• **WHAT YOU ARE ASKED TO DO**: In the records from the start through the line containing "staticText: 一月 (162, 211, 208, 244)", replace "近五日" with "近十日" and leave everything else unchanged.

• **Records from a dataset**:
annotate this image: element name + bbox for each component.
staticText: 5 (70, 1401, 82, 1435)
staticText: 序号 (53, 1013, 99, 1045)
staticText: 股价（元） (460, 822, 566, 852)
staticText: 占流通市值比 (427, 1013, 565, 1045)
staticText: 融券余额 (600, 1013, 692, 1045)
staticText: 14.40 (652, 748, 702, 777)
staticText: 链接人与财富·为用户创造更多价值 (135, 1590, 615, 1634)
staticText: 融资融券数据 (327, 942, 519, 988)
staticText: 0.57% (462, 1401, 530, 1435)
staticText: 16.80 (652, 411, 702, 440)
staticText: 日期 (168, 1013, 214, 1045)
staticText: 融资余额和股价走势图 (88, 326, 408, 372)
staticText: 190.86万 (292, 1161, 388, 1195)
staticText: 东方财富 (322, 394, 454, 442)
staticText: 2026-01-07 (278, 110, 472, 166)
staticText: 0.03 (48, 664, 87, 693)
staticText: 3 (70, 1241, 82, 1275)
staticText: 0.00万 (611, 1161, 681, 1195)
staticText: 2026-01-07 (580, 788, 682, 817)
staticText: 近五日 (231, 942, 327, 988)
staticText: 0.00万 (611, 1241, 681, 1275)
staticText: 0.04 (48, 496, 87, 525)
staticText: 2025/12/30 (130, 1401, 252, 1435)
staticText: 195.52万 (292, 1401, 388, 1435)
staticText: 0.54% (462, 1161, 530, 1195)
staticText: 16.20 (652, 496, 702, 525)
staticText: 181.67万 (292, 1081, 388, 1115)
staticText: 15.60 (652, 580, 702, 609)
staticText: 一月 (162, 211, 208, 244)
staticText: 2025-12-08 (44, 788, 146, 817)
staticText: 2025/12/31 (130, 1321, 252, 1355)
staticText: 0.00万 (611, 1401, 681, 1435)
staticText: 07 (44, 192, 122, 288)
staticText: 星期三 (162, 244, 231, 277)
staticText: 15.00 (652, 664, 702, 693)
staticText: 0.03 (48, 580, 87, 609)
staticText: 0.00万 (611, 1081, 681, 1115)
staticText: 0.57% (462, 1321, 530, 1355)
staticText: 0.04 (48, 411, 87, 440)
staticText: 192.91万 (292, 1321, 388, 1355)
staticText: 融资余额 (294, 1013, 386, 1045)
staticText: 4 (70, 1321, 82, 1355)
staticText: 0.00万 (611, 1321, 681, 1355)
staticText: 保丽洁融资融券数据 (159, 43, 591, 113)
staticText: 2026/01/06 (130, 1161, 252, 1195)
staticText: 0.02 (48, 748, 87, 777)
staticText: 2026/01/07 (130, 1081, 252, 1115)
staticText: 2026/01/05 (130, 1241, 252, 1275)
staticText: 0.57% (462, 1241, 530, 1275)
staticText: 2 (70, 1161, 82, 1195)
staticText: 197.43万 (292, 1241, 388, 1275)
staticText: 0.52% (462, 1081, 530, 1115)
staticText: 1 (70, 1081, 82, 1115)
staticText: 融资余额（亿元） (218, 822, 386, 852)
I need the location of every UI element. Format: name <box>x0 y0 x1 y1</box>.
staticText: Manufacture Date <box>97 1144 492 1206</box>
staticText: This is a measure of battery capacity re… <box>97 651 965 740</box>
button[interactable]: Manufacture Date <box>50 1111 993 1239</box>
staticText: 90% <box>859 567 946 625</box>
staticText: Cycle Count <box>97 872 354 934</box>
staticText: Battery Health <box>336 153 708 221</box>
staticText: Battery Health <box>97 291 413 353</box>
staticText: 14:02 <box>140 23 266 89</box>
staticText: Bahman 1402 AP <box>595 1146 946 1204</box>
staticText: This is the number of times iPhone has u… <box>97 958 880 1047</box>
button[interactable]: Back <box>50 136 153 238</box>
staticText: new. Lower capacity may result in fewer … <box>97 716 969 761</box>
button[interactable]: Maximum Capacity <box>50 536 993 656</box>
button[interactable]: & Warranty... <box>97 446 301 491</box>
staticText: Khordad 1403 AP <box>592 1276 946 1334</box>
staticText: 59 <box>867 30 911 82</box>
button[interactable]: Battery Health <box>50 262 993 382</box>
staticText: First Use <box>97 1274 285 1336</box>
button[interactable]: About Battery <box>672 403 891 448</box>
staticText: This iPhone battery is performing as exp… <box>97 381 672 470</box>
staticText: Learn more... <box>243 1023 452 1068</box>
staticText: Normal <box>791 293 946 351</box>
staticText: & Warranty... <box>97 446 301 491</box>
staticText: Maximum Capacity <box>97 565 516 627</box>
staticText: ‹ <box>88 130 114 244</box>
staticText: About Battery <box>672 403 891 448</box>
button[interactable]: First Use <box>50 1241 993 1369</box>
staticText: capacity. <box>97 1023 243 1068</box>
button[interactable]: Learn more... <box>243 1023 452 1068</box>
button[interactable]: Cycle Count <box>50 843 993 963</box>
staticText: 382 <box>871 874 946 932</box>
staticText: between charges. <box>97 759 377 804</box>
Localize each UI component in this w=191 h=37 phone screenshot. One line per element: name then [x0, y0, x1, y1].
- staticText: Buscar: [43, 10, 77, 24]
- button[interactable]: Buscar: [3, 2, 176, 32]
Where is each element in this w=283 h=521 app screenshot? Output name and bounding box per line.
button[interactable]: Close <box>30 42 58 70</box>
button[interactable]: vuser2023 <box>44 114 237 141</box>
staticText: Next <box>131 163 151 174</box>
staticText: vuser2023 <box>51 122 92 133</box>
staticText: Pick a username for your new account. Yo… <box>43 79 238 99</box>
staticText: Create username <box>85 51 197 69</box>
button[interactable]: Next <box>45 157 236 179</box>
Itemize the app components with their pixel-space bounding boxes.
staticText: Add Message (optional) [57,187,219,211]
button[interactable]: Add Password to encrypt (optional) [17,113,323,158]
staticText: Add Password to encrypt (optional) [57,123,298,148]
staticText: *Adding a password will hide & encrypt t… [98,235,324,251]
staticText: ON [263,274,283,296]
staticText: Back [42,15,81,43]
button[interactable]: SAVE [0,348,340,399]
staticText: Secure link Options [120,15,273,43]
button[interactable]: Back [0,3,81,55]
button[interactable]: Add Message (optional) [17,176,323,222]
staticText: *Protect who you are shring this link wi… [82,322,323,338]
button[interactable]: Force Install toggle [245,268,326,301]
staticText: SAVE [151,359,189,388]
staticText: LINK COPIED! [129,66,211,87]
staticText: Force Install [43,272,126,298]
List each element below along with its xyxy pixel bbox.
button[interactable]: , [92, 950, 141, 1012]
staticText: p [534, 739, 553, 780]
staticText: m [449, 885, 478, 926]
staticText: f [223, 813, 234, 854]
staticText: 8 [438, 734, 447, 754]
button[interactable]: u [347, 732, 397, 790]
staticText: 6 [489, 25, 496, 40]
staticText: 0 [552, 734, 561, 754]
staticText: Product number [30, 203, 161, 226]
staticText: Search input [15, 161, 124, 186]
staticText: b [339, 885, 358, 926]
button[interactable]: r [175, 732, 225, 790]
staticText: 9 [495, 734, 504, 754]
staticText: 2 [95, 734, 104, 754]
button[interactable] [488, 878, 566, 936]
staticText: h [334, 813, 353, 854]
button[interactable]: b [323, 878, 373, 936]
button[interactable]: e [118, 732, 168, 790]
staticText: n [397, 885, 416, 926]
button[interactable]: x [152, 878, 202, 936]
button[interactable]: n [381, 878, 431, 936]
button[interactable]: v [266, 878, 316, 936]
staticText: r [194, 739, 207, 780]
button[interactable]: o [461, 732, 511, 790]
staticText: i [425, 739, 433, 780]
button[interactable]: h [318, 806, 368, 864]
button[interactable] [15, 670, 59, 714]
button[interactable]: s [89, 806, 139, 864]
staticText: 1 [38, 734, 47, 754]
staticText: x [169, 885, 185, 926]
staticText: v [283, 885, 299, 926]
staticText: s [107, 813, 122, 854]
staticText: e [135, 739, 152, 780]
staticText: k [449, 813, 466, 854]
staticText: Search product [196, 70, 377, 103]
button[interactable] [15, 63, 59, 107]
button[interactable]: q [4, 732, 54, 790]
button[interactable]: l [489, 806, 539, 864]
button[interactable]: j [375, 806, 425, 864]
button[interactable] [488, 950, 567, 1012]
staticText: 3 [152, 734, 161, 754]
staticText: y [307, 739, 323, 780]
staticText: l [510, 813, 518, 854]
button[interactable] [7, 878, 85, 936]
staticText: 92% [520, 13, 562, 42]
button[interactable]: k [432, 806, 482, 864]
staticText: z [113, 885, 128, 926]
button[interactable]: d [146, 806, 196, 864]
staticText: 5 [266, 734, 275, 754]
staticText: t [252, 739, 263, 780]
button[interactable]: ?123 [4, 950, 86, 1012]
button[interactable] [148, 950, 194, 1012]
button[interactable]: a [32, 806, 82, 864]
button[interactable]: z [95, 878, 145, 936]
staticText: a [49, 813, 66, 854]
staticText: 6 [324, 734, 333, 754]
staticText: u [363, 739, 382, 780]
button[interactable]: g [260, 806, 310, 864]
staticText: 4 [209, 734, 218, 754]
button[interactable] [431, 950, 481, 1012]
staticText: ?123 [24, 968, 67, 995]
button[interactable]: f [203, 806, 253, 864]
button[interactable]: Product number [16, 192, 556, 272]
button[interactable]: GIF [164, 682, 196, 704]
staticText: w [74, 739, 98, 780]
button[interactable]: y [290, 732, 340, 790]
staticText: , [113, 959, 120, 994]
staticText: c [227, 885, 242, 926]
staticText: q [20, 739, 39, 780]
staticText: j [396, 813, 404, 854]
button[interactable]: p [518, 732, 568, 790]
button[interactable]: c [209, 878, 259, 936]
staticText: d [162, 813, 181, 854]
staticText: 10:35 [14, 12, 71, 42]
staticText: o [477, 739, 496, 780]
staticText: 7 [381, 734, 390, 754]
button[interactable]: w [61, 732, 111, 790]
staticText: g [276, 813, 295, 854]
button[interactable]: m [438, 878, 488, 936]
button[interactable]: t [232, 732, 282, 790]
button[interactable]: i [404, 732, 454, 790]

• **OUTPUT OF THE EXERCISE**:
annotate this image: element name + bbox for each component.
staticText: 5 (70, 1401, 82, 1435)
staticText: 序号 (53, 1013, 99, 1045)
staticText: 股价（元） (460, 822, 566, 852)
staticText: 占流通市值比 (427, 1013, 565, 1045)
staticText: 融券余额 (600, 1013, 692, 1045)
staticText: 14.40 (652, 748, 702, 777)
staticText: 链接人与财富·为用户创造更多价值 (135, 1590, 615, 1634)
staticText: 融资融券数据 (327, 942, 519, 988)
staticText: 0.57% (462, 1401, 530, 1435)
staticText: 16.80 (652, 411, 702, 440)
staticText: 日期 (168, 1013, 214, 1045)
staticText: 融资余额和股价走势图 (88, 326, 408, 372)
staticText: 190.86万 (292, 1161, 388, 1195)
staticText: 东方财富 (322, 394, 454, 442)
staticText: 2026-01-07 (278, 110, 472, 166)
staticText: 0.03 (48, 664, 87, 693)
staticText: 3 (70, 1241, 82, 1275)
staticText: 0.00万 (611, 1161, 681, 1195)
staticText: 2026-01-07 (580, 788, 682, 817)
staticText: 近十日 (231, 942, 327, 988)
staticText: 0.00万 (611, 1241, 681, 1275)
staticText: 0.04 (48, 496, 87, 525)
staticText: 2025/12/30 (130, 1401, 252, 1435)
staticText: 195.52万 (292, 1401, 388, 1435)
staticText: 0.54% (462, 1161, 530, 1195)
staticText: 16.20 (652, 496, 702, 525)
staticText: 181.67万 (292, 1081, 388, 1115)
staticText: 15.60 (652, 580, 702, 609)
staticText: 一月 (162, 211, 208, 244)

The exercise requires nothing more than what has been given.